* Exercise
From the records below, extract all the text exactly and leave the images behind.

* Records for this task
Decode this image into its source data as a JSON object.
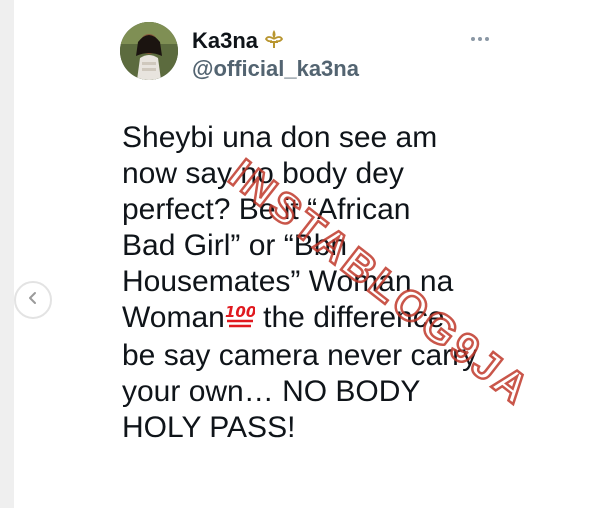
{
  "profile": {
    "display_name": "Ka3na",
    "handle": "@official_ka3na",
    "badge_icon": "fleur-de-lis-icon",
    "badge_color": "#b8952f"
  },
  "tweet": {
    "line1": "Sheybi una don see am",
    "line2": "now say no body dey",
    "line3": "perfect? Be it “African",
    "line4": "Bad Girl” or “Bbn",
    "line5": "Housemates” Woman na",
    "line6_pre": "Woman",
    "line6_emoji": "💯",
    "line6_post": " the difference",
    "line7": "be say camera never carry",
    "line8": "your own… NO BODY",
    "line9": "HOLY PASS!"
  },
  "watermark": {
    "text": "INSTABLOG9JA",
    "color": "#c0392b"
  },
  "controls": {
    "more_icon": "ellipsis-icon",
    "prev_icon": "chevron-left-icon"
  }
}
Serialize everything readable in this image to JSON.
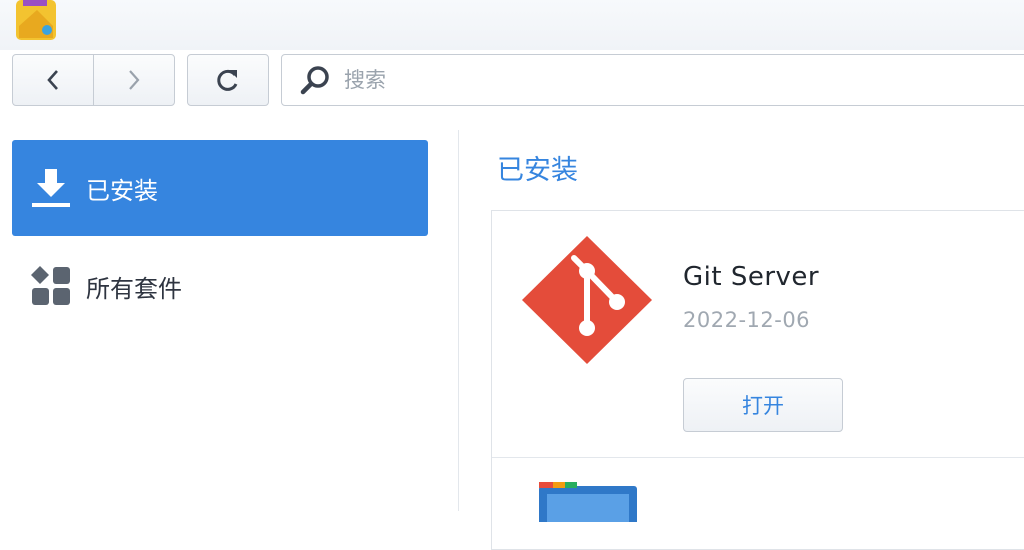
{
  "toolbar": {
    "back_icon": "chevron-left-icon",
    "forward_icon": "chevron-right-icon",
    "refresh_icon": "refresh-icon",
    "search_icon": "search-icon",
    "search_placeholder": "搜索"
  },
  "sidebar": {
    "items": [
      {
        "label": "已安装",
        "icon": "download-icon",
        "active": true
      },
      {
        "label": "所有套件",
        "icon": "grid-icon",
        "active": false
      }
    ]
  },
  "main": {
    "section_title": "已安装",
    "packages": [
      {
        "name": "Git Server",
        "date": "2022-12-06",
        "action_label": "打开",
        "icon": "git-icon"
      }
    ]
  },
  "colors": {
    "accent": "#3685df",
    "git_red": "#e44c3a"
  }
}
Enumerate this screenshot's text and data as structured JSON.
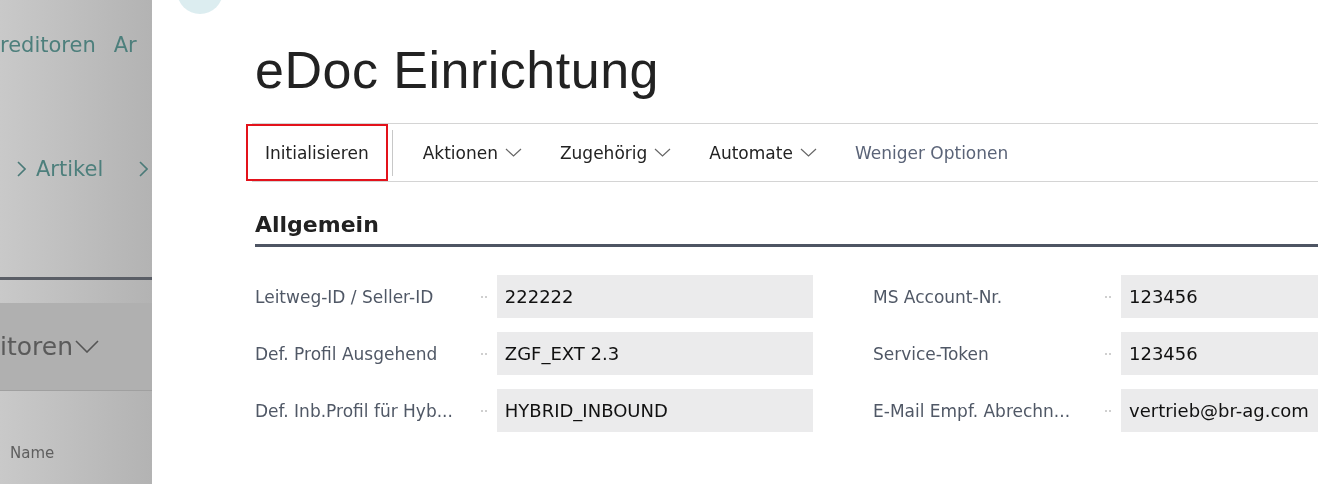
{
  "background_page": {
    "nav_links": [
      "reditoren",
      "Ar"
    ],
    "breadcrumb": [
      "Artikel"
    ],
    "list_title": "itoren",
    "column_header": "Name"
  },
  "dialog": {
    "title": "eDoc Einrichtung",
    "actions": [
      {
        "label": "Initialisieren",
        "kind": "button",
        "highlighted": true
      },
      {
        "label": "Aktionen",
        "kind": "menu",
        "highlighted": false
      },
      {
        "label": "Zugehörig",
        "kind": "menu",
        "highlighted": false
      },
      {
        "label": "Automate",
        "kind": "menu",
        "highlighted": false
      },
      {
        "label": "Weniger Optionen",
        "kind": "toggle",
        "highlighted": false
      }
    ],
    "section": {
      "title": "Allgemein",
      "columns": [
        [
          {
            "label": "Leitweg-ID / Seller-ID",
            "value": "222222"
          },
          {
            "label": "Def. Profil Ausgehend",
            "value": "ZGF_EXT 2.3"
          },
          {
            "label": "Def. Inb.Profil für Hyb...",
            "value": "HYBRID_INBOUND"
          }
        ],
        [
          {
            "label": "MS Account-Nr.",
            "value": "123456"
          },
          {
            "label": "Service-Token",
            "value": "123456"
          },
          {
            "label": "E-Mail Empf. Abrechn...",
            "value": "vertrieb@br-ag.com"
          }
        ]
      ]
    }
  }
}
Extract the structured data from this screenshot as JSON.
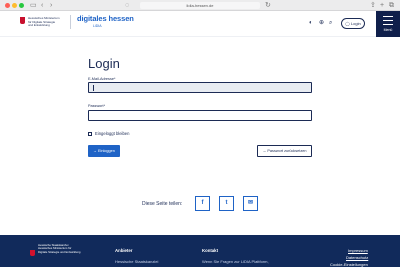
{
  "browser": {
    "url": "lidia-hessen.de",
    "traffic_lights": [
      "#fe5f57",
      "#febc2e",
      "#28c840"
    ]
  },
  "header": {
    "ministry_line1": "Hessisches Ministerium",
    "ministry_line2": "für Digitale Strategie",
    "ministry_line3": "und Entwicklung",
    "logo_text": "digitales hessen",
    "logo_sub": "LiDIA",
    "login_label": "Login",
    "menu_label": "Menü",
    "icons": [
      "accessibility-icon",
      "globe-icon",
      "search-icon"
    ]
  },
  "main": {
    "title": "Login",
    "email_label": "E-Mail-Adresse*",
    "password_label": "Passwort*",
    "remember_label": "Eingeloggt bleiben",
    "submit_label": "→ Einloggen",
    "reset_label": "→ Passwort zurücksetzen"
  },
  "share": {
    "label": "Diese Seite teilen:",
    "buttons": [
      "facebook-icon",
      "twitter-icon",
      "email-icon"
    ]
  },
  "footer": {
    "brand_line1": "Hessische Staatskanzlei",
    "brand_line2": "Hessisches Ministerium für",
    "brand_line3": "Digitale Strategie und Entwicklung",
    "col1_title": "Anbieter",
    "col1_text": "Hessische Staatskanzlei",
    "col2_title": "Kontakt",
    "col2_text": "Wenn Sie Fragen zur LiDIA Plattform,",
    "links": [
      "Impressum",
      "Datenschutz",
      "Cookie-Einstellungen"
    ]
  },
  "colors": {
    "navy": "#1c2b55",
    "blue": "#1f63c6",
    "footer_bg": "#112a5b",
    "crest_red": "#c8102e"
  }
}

* Answer to this task
Decode this image into its source data as a JSON object.
{
  "profile": {
    "display_name": "Ka3na",
    "handle": "@official_ka3na",
    "badge_icon": "fleur-de-lis-icon",
    "badge_color": "#b8952f"
  },
  "tweet": {
    "line1": "Sheybi una don see am",
    "line2": "now say no body dey",
    "line3": "perfect? Be it “African",
    "line4": "Bad Girl” or “Bbn",
    "line5": "Housemates” Woman na",
    "line6_pre": "Woman",
    "line6_emoji": "💯",
    "line6_post": " the difference",
    "line7": "be say camera never carry",
    "line8": "your own… NO BODY",
    "line9": "HOLY PASS!"
  },
  "watermark": {
    "text": "INSTABLOG9JA",
    "color": "#c0392b"
  },
  "controls": {
    "more_icon": "ellipsis-icon",
    "prev_icon": "chevron-left-icon"
  }
}
Serialize everything readable in this image to JSON.
{
  "toolbar": {
    "back_icon": "chevron-left-icon",
    "forward_icon": "chevron-right-icon",
    "refresh_icon": "refresh-icon",
    "search_icon": "search-icon",
    "search_placeholder": "搜索"
  },
  "sidebar": {
    "items": [
      {
        "label": "已安装",
        "icon": "download-icon",
        "active": true
      },
      {
        "label": "所有套件",
        "icon": "grid-icon",
        "active": false
      }
    ]
  },
  "main": {
    "section_title": "已安装",
    "packages": [
      {
        "name": "Git Server",
        "date": "2022-12-06",
        "action_label": "打开",
        "icon": "git-icon"
      }
    ]
  },
  "colors": {
    "accent": "#3685df",
    "git_red": "#e44c3a"
  }
}
Enumerate this screenshot's text and data as structured JSON.
{
  "background_page": {
    "nav_links": [
      "reditoren",
      "Ar"
    ],
    "breadcrumb": [
      "Artikel"
    ],
    "list_title": "itoren",
    "column_header": "Name"
  },
  "dialog": {
    "title": "eDoc Einrichtung",
    "actions": [
      {
        "label": "Initialisieren",
        "kind": "button",
        "highlighted": true
      },
      {
        "label": "Aktionen",
        "kind": "menu",
        "highlighted": false
      },
      {
        "label": "Zugehörig",
        "kind": "menu",
        "highlighted": false
      },
      {
        "label": "Automate",
        "kind": "menu",
        "highlighted": false
      },
      {
        "label": "Weniger Optionen",
        "kind": "toggle",
        "highlighted": false
      }
    ],
    "section": {
      "title": "Allgemein",
      "columns": [
        [
          {
            "label": "Leitweg-ID / Seller-ID",
            "value": "222222"
          },
          {
            "label": "Def. Profil Ausgehend",
            "value": "ZGF_EXT 2.3"
          },
          {
            "label": "Def. Inb.Profil für Hyb...",
            "value": "HYBRID_INBOUND"
          }
        ],
        [
          {
            "label": "MS Account-Nr.",
            "value": "123456"
          },
          {
            "label": "Service-Token",
            "value": "123456"
          },
          {
            "label": "E-Mail Empf. Abrechn...",
            "value": "vertrieb@br-ag.com"
          }
        ]
      ]
    }
  }
}
Extract the structured data from this screenshot as JSON.
{
  "browser": {
    "url": "lidia-hessen.de",
    "traffic_lights": [
      "#fe5f57",
      "#febc2e",
      "#28c840"
    ]
  },
  "header": {
    "ministry_line1": "Hessisches Ministerium",
    "ministry_line2": "für Digitale Strategie",
    "ministry_line3": "und Entwicklung",
    "logo_text": "digitales hessen",
    "logo_sub": "LiDIA",
    "login_label": "Login",
    "menu_label": "Menü",
    "icons": [
      "accessibility-icon",
      "globe-icon",
      "search-icon"
    ]
  },
  "main": {
    "title": "Login",
    "email_label": "E-Mail-Adresse*",
    "password_label": "Passwort*",
    "remember_label": "Eingeloggt bleiben",
    "submit_label": "→ Einloggen",
    "reset_label": "→ Passwort zurücksetzen"
  },
  "share": {
    "label": "Diese Seite teilen:",
    "buttons": [
      "facebook-icon",
      "twitter-icon",
      "email-icon"
    ]
  },
  "footer": {
    "brand_line1": "Hessische Staatskanzlei",
    "brand_line2": "Hessisches Ministerium für",
    "brand_line3": "Digitale Strategie und Entwicklung",
    "col1_title": "Anbieter",
    "col1_text": "Hessische Staatskanzlei",
    "col2_title": "Kontakt",
    "col2_text": "Wenn Sie Fragen zur LiDIA Plattform,",
    "links": [
      "Impressum",
      "Datenschutz",
      "Cookie-Einstellungen"
    ]
  },
  "colors": {
    "navy": "#1c2b55",
    "blue": "#1f63c6",
    "footer_bg": "#112a5b",
    "crest_red": "#c8102e"
  }
}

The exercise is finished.